[Data items]
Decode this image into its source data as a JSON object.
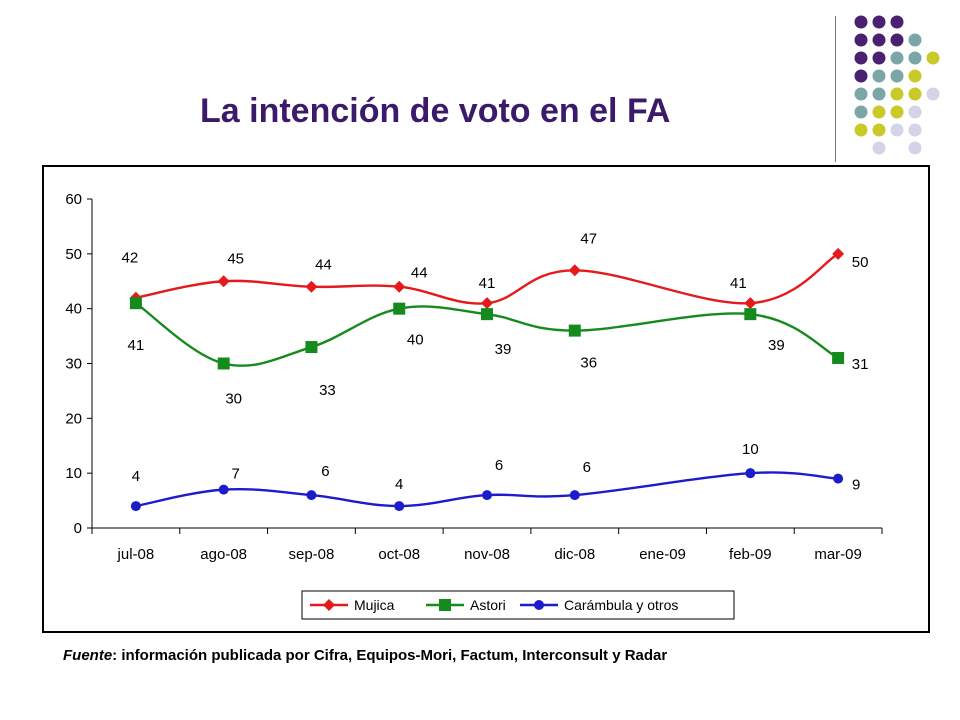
{
  "slide": {
    "title": "La intención de voto en el FA",
    "source_label": "Fuente",
    "source_text": ": información publicada por Cifra, Equipos-Mori, Factum, Interconsult y Radar"
  },
  "decoration": {
    "dot_colors": {
      "purple": "#4a2070",
      "teal": "#7aa7a6",
      "yellow": "#c9c92a",
      "lavender": "#d4d4e8"
    },
    "dot_rows": [
      [
        "",
        "purple",
        "purple",
        "purple",
        "",
        ""
      ],
      [
        "",
        "purple",
        "purple",
        "purple",
        "teal",
        ""
      ],
      [
        "",
        "purple",
        "purple",
        "teal",
        "teal",
        "yellow"
      ],
      [
        "",
        "purple",
        "teal",
        "teal",
        "yellow",
        ""
      ],
      [
        "",
        "teal",
        "teal",
        "yellow",
        "yellow",
        "lavender"
      ],
      [
        "",
        "teal",
        "yellow",
        "yellow",
        "lavender",
        ""
      ],
      [
        "",
        "yellow",
        "yellow",
        "lavender",
        "lavender",
        ""
      ],
      [
        "",
        "",
        "lavender",
        "",
        "lavender",
        ""
      ]
    ]
  },
  "chart_data": {
    "type": "line",
    "categories": [
      "jul-08",
      "ago-08",
      "sep-08",
      "oct-08",
      "nov-08",
      "dic-08",
      "ene-09",
      "feb-09",
      "mar-09"
    ],
    "ylim": [
      0,
      60
    ],
    "yticks": [
      "0",
      "10",
      "20",
      "30",
      "40",
      "50",
      "60"
    ],
    "legend_position": "bottom",
    "series": [
      {
        "name": "Mujica",
        "color": "#e41a1c",
        "marker": "diamond",
        "values": [
          42,
          45,
          44,
          44,
          41,
          47,
          null,
          41,
          50
        ],
        "labels": [
          "42",
          "45",
          "44",
          "44",
          "41",
          "47",
          "",
          "41",
          "50"
        ]
      },
      {
        "name": "Astori",
        "color": "#158a1d",
        "marker": "square",
        "values": [
          41,
          30,
          33,
          40,
          39,
          36,
          null,
          39,
          31
        ],
        "labels": [
          "41",
          "30",
          "33",
          "40",
          "39",
          "36",
          "",
          "39",
          "31"
        ]
      },
      {
        "name": "Carámbula y otros",
        "color": "#1c1ccc",
        "marker": "circle",
        "values": [
          4,
          7,
          6,
          4,
          6,
          6,
          null,
          10,
          9
        ],
        "labels": [
          "4",
          "7",
          "6",
          "4",
          "6",
          "6",
          "",
          "10",
          "9"
        ]
      }
    ]
  }
}
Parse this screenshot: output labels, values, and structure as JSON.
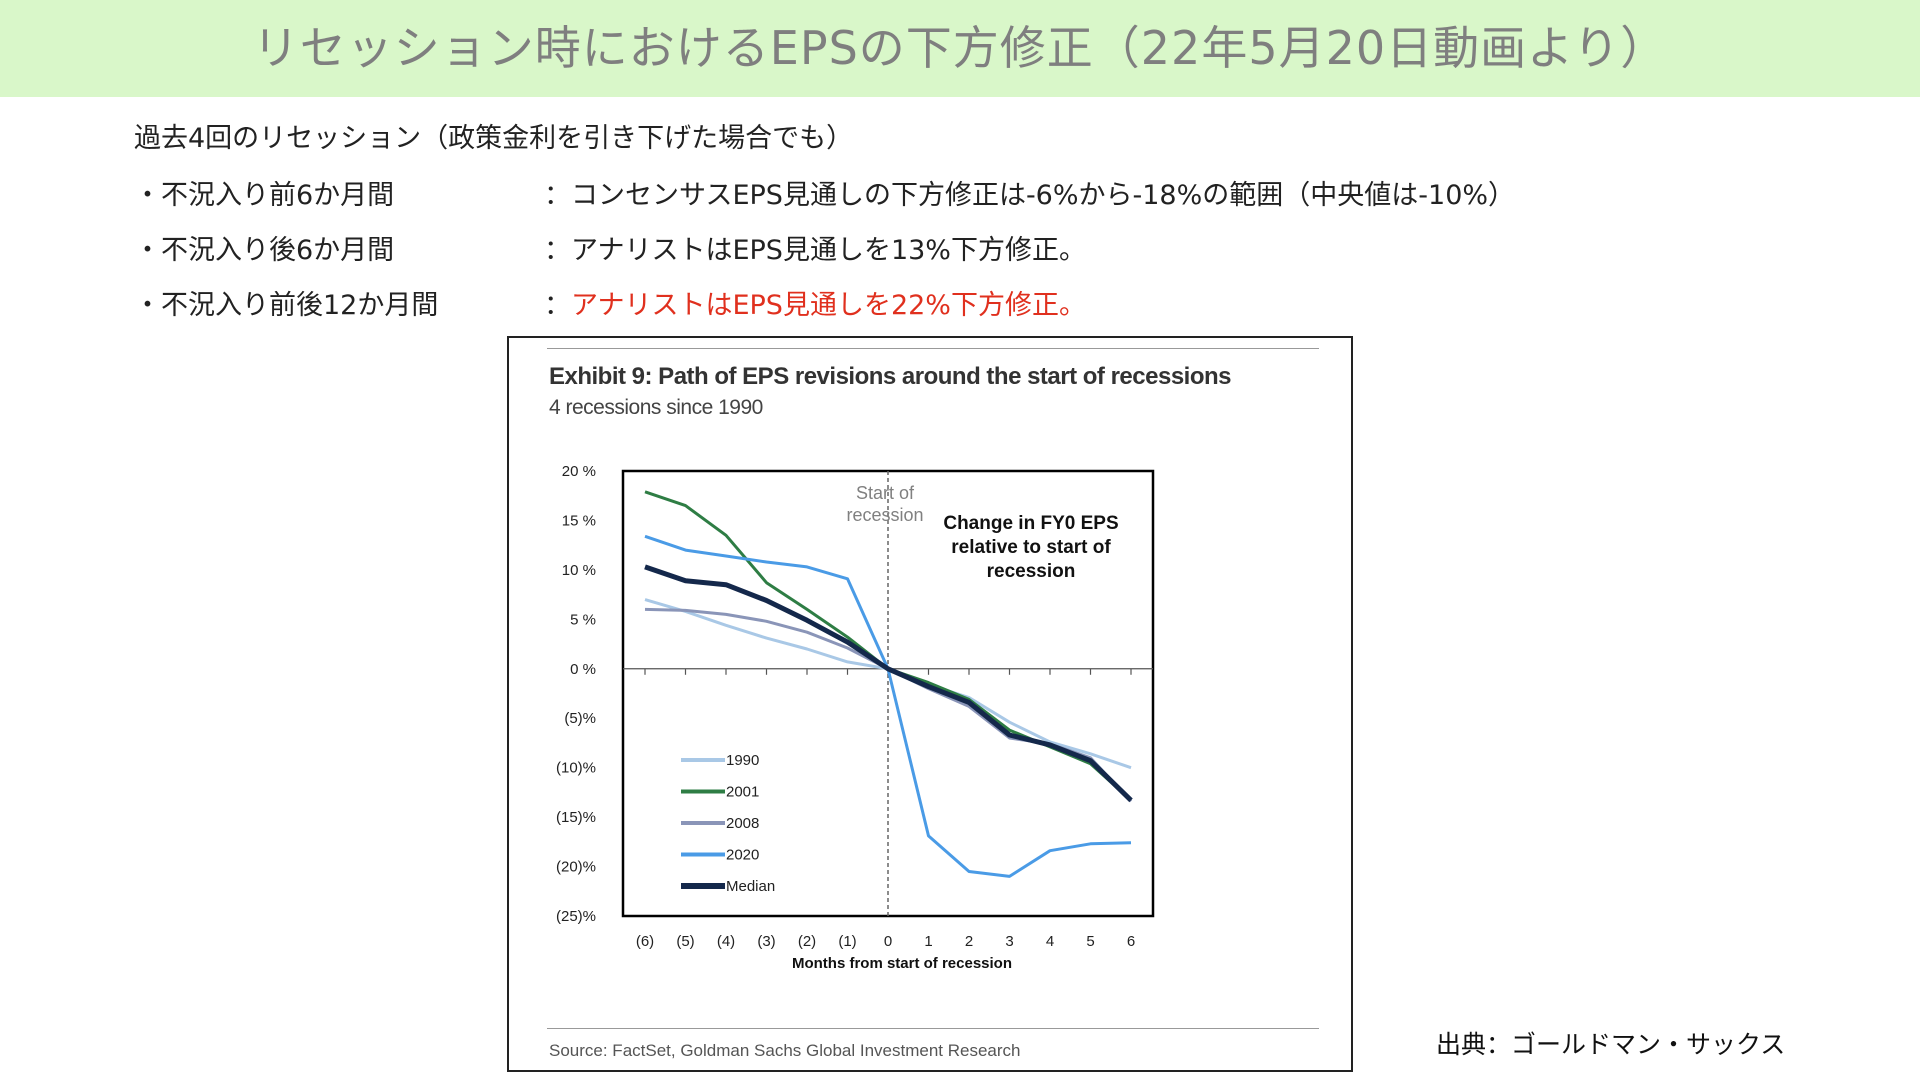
{
  "banner": {
    "title": "リセッション時におけるEPSの下方修正（22年5月20日動画より）",
    "bg_color": "#d9f7c9",
    "text_color": "#7f7f7f"
  },
  "summary": {
    "intro": "過去4回のリセッション（政策金利を引き下げた場合でも）",
    "rows": [
      {
        "label": "・不況入り前6か月間",
        "value": "：コンセンサスEPS見通しの下方修正は-6%から-18%の範囲（中央値は-10%）",
        "highlight": false
      },
      {
        "label": "・不況入り後6か月間",
        "value": "：アナリストはEPS見通しを13%下方修正。",
        "highlight": false
      },
      {
        "label": "・不況入り前後12か月間",
        "value": "：",
        "value_highlight": "アナリストはEPS見通しを22%下方修正。",
        "highlight": true
      }
    ],
    "highlight_color": "#e0301e"
  },
  "exhibit": {
    "title": "Exhibit 9: Path of EPS revisions around the start of recessions",
    "subtitle": "4 recessions since 1990",
    "source": "Source: FactSet, Goldman Sachs Global Investment Research"
  },
  "credit": "出典：ゴールドマン・サックス",
  "chart_data": {
    "type": "line",
    "title": "Exhibit 9: Path of EPS revisions around the start of recessions",
    "subtitle": "4 recessions since 1990",
    "xlabel": "Months from start of recession",
    "ylabel": "",
    "x": [
      -6,
      -5,
      -4,
      -3,
      -2,
      -1,
      0,
      1,
      2,
      3,
      4,
      5,
      6
    ],
    "x_tick_labels": [
      "(6)",
      "(5)",
      "(4)",
      "(3)",
      "(2)",
      "(1)",
      "0",
      "1",
      "2",
      "3",
      "4",
      "5",
      "6"
    ],
    "ylim": [
      -25,
      20
    ],
    "y_ticks": [
      20,
      15,
      10,
      5,
      0,
      -5,
      -10,
      -15,
      -20,
      -25
    ],
    "y_tick_labels": [
      "20 %",
      "15 %",
      "10 %",
      "5 %",
      "0 %",
      "(5)%",
      "(10)%",
      "(15)%",
      "(20)%",
      "(25)%"
    ],
    "series": [
      {
        "name": "1990",
        "color": "#a9c8e6",
        "width": 3,
        "values": [
          7.0,
          5.8,
          4.4,
          3.1,
          2.0,
          0.7,
          0,
          -1.6,
          -2.9,
          -5.4,
          -7.4,
          -8.6,
          -10.0
        ]
      },
      {
        "name": "2001",
        "color": "#2e7d44",
        "width": 3,
        "values": [
          17.9,
          16.5,
          13.5,
          8.7,
          6.0,
          3.2,
          0,
          -1.4,
          -3.1,
          -6.2,
          -7.9,
          -9.6,
          -13.3
        ]
      },
      {
        "name": "2008",
        "color": "#8a95b8",
        "width": 3,
        "values": [
          6.0,
          5.9,
          5.5,
          4.8,
          3.7,
          2.1,
          0,
          -2.0,
          -3.8,
          -7.0,
          -7.6,
          -9.0,
          -13.4
        ]
      },
      {
        "name": "2020",
        "color": "#4a9be6",
        "width": 3,
        "values": [
          13.4,
          12.0,
          11.4,
          10.8,
          10.3,
          9.1,
          0,
          -16.9,
          -20.5,
          -21.0,
          -18.4,
          -17.7,
          -17.6
        ]
      },
      {
        "name": "Median",
        "color": "#14284b",
        "width": 5,
        "values": [
          10.3,
          8.9,
          8.5,
          6.9,
          4.9,
          2.7,
          0,
          -1.8,
          -3.4,
          -6.7,
          -7.7,
          -9.3,
          -13.3
        ]
      }
    ],
    "annotations": [
      {
        "text": "Start of\nrecession",
        "color": "#808080"
      },
      {
        "text": "Change in FY0 EPS\nrelative to start of\nrecession",
        "color": "#111111"
      }
    ],
    "vline_at": 0,
    "legend": "bottom-left",
    "grid": false
  }
}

• **Given request**: Pull every line containing "nrecession" out of the data above.

• **Response to this exercise**:
        "text": "Start of\nrecession",
        "text": "Change in FY0 EPS\nrelative to start of\nrecession",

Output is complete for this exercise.